SHORT TASK » Select, from the data, each line where "this" occurs.

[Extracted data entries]
____________________

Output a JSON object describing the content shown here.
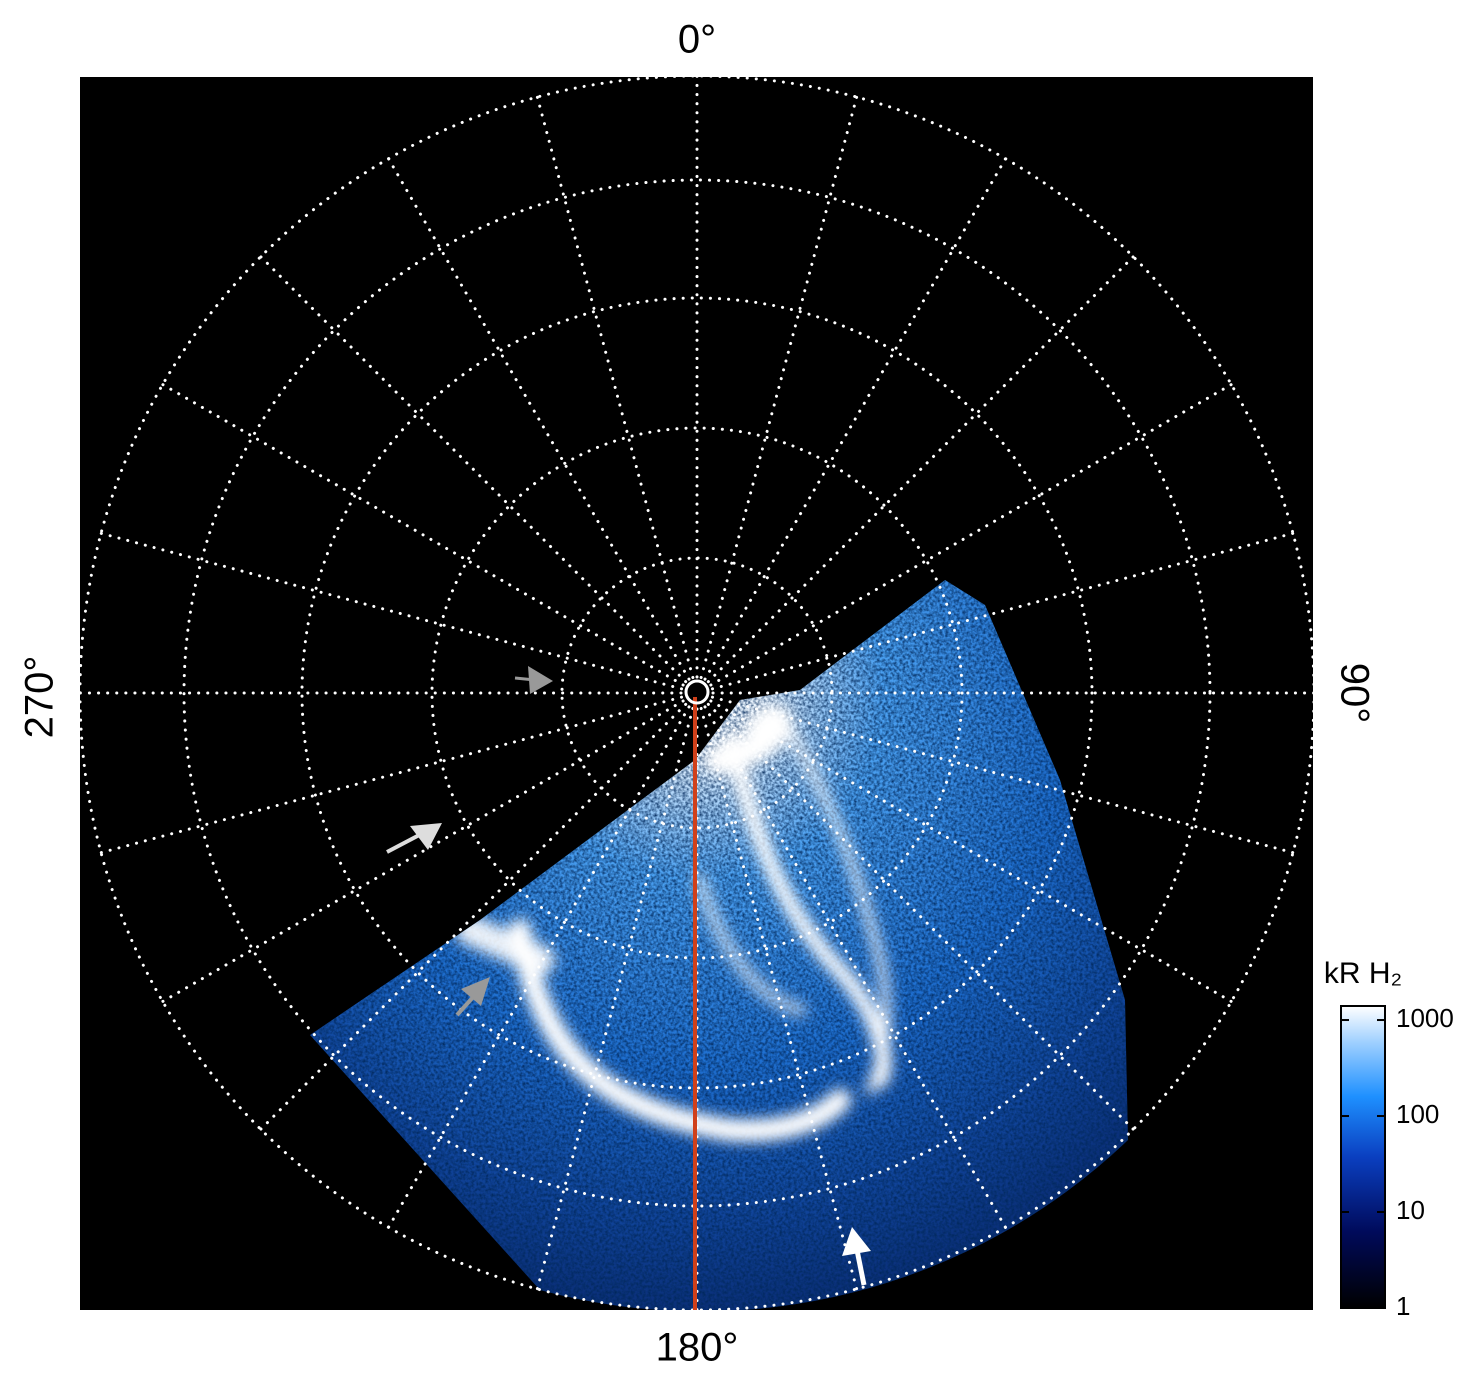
{
  "image": {
    "angle_labels": [
      "0°",
      "90°",
      "180°",
      "270°"
    ]
  },
  "colorbar": {
    "title": "kR H₂",
    "scale": "log",
    "lim": [
      1,
      1400
    ],
    "ticks": [
      1,
      10,
      100,
      1000
    ]
  }
}
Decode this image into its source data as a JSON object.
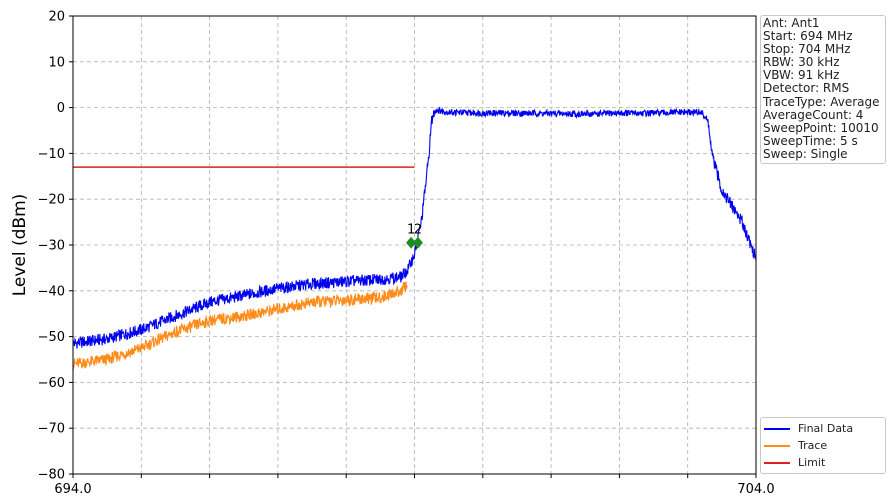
{
  "chart_data": {
    "type": "line",
    "xlabel": "",
    "ylabel": "Level (dBm)",
    "xlim": [
      694.0,
      704.0
    ],
    "ylim": [
      -80,
      20
    ],
    "x_tick_labels": [
      "694.0",
      "704.0"
    ],
    "y_ticks": [
      20,
      10,
      0,
      -10,
      -20,
      -30,
      -40,
      -50,
      -60,
      -70,
      -80
    ],
    "y_tick_labels": [
      "20",
      "10",
      "0",
      "−10",
      "−20",
      "−30",
      "−40",
      "−50",
      "−60",
      "−70",
      "−80"
    ],
    "grid": true,
    "legend_position": "bottom-right",
    "series": [
      {
        "name": "Final Data",
        "color": "#0000ee",
        "x": [
          694.0,
          694.5,
          695.0,
          695.5,
          696.0,
          696.5,
          697.0,
          697.5,
          698.0,
          698.5,
          698.8,
          698.9,
          699.0,
          699.1,
          699.2,
          699.25,
          699.3,
          699.5,
          700.0,
          700.5,
          701.0,
          701.5,
          702.0,
          702.5,
          703.0,
          703.2,
          703.3,
          703.35,
          703.5,
          703.8,
          704.0
        ],
        "y": [
          -51.5,
          -50.5,
          -48.5,
          -45.5,
          -42.5,
          -41,
          -39.5,
          -38.5,
          -38,
          -37.5,
          -37,
          -35.5,
          -32,
          -25,
          -12,
          -3,
          -0.5,
          -1,
          -1.2,
          -1.2,
          -1.3,
          -1.4,
          -1.2,
          -1.2,
          -1.0,
          -1.0,
          -3,
          -10,
          -18,
          -25,
          -33
        ]
      },
      {
        "name": "Trace",
        "color": "#ff8c1a",
        "x": [
          694.0,
          694.5,
          695.0,
          695.5,
          696.0,
          696.5,
          697.0,
          697.5,
          698.0,
          698.5,
          698.8,
          698.9
        ],
        "y": [
          -56,
          -55,
          -52.5,
          -49,
          -46.5,
          -45.5,
          -44,
          -42.5,
          -42,
          -41.5,
          -40,
          -38.5
        ]
      },
      {
        "name": "Limit",
        "color": "#e02020",
        "x": [
          694.0,
          699.0
        ],
        "y": [
          -13,
          -13
        ]
      }
    ],
    "markers": [
      {
        "label": "1",
        "x": 698.95,
        "y": -29.5,
        "color": "#1e8c1e"
      },
      {
        "label": "2",
        "x": 699.05,
        "y": -29.5,
        "color": "#1e8c1e"
      }
    ]
  },
  "info_box": [
    "Ant: Ant1",
    "Start: 694 MHz",
    "Stop: 704 MHz",
    "RBW: 30 kHz",
    "VBW: 91 kHz",
    "Detector: RMS",
    "TraceType: Average",
    "AverageCount: 4",
    "SweepPoint: 10010",
    "SweepTime: 5 s",
    "Sweep: Single"
  ],
  "legend": [
    {
      "label": "Final Data",
      "color": "#0000ee"
    },
    {
      "label": "Trace",
      "color": "#ff8c1a"
    },
    {
      "label": "Limit",
      "color": "#e02020"
    }
  ]
}
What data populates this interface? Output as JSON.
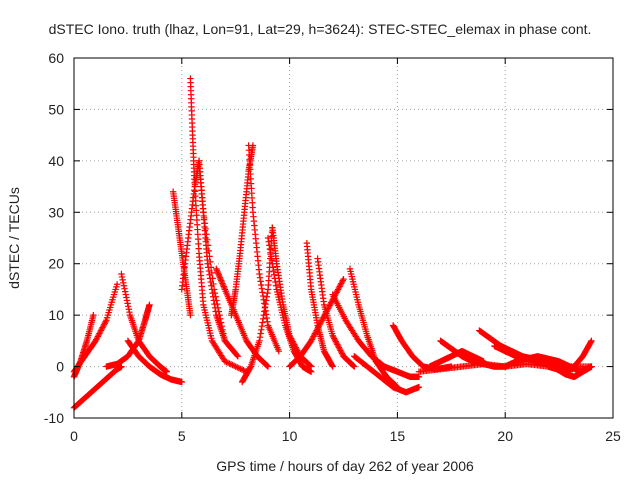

____________________

RESPONSE TO THE TASK »
Decode this image into its source data as a JSON object.
What data populates this interface? Output as JSON.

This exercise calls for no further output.